KUTIPAN DOKUMEN =
########

“Saya bisa melihat
seorang pria yang memandang rendah bumi dan menjadi seorang atheis. Tetapi,
saya tidak bisa bayangkan seorang pria melihat ke langit dan mengatakan tidak
pada Tuhan”
Pada tanggal 28 Oktober 1928 merupakan
salah satu bukti nyata bahwa pemuda bisa membawa Indonesia ke dalam kemerdekaan
dan kebebasan yang tidak terhitung nilainya. Sumpah pemuda
menjadi sebuah fondasi pergerakan bangsa Indonesia dimana para pemikir dan
tokoh - tokoh pergerakan dibentuk dari dasar dan bisa menjadi pemimpin yang
menjanjikan. Tentunya, itulah yang menjadi sebuah harapan sekaligus kerinduan
bangsa kita ini. Sejak masa reformasi, pemuda tidur dan jauh dari realita yang
panjang. Pemuda terlalu lama bernostalgia hingga lupa pada kekuatan sendiri.
Bukan hanya hedonisme saja, tetapi ketidakrukunan umat beragama membawa pemuda
dalam sebuah perpecahan yang laten dan berkepanjangan.
Pemuda merupakan
sebuah generasi penerus bangsa. Pemuda yang mempunyai kualitas yang baik, akan
membawa bangsa ke dalam kemajuan zaman serta tidak luput dari kesejahteraan
yang menjadi tujuan Negara Indonesia. Sebaliknya juga demikian. Pemuda yang
krusial akan menjadi masalah sosial dalam berbagai penyimpangan dinamika
bernegara. Jadi dalam hal ini dapat dikatakan bahwa pemuda menjadi salah satu
tolak ukur serta gambaran bangsa kita ke depannya
Sesuai ideologi
pancasila bagian pertama, pemuda di latarbelakangi kehidupan beragama yang
dimana juga mempunyai latarbelakang yang berbeda. Agama mencerminkan sebuah
harapan dapat membawa umat manusia kedalam keteraturan hidup, perdamaian dan
kesatuan berdasarkan kebenaran dan kasih bagi umatnya. Dimulai dari kehidupan
pribadi hingga sampai kepada kehidupan universal manusia. Itulah salah satu
paradigma yang diangkat sehingga kehidupan beragama diatur dalam Undang –
Undang Dasar Negara kita.

########

[Entri Tersimpan]
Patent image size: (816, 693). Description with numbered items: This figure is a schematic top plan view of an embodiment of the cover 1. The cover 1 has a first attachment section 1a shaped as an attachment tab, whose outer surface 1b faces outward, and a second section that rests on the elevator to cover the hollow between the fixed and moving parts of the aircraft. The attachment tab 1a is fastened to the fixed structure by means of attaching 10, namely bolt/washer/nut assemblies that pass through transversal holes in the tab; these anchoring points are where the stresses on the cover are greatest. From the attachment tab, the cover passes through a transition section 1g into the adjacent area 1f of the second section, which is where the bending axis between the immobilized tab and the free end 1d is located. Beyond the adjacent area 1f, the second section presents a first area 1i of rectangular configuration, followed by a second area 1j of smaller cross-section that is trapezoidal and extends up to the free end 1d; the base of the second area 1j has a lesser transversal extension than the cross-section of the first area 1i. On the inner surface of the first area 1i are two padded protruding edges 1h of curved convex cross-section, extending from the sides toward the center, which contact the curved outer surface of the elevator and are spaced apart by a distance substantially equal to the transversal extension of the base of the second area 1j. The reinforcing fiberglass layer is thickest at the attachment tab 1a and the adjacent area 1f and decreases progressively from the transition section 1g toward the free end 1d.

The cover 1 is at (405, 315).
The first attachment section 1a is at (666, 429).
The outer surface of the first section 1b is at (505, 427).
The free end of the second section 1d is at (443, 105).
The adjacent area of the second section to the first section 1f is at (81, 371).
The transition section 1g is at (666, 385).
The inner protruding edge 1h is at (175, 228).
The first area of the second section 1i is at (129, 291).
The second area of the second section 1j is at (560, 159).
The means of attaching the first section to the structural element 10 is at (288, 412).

########

TUJUAN =
Cetak ulang sebagian esai tentang pemuda tanpa mengubah satu kata pun. Mulailah dari kata-kata yang memuat "Pada tanggal 28", lalu berhentilah setelah "laten dan berkepanjangan.".

JAWABAN LATIHAN =
Pada tanggal 28 Oktober 1928 merupakan
salah satu bukti nyata bahwa pemuda bisa membawa Indonesia ke dalam kemerdekaan
dan kebebasan yang tidak terhitung nilainya. Sumpah pemuda
menjadi sebuah fondasi pergerakan bangsa Indonesia dimana para pemikir dan
tokoh - tokoh pergerakan dibentuk dari dasar dan bisa menjadi pemimpin yang
menjanjikan. Tentunya, itulah yang menjadi sebuah harapan sekaligus kerinduan
bangsa kita ini. Sejak masa reformasi, pemuda tidur dan jauh dari realita yang
panjang. Pemuda terlalu lama bernostalgia hingga lupa pada kekuatan sendiri.
Bukan hanya hedonisme saja, tetapi ketidakrukunan umat beragama membawa pemuda
dalam sebuah perpecahan yang laten dan berkepanjangan.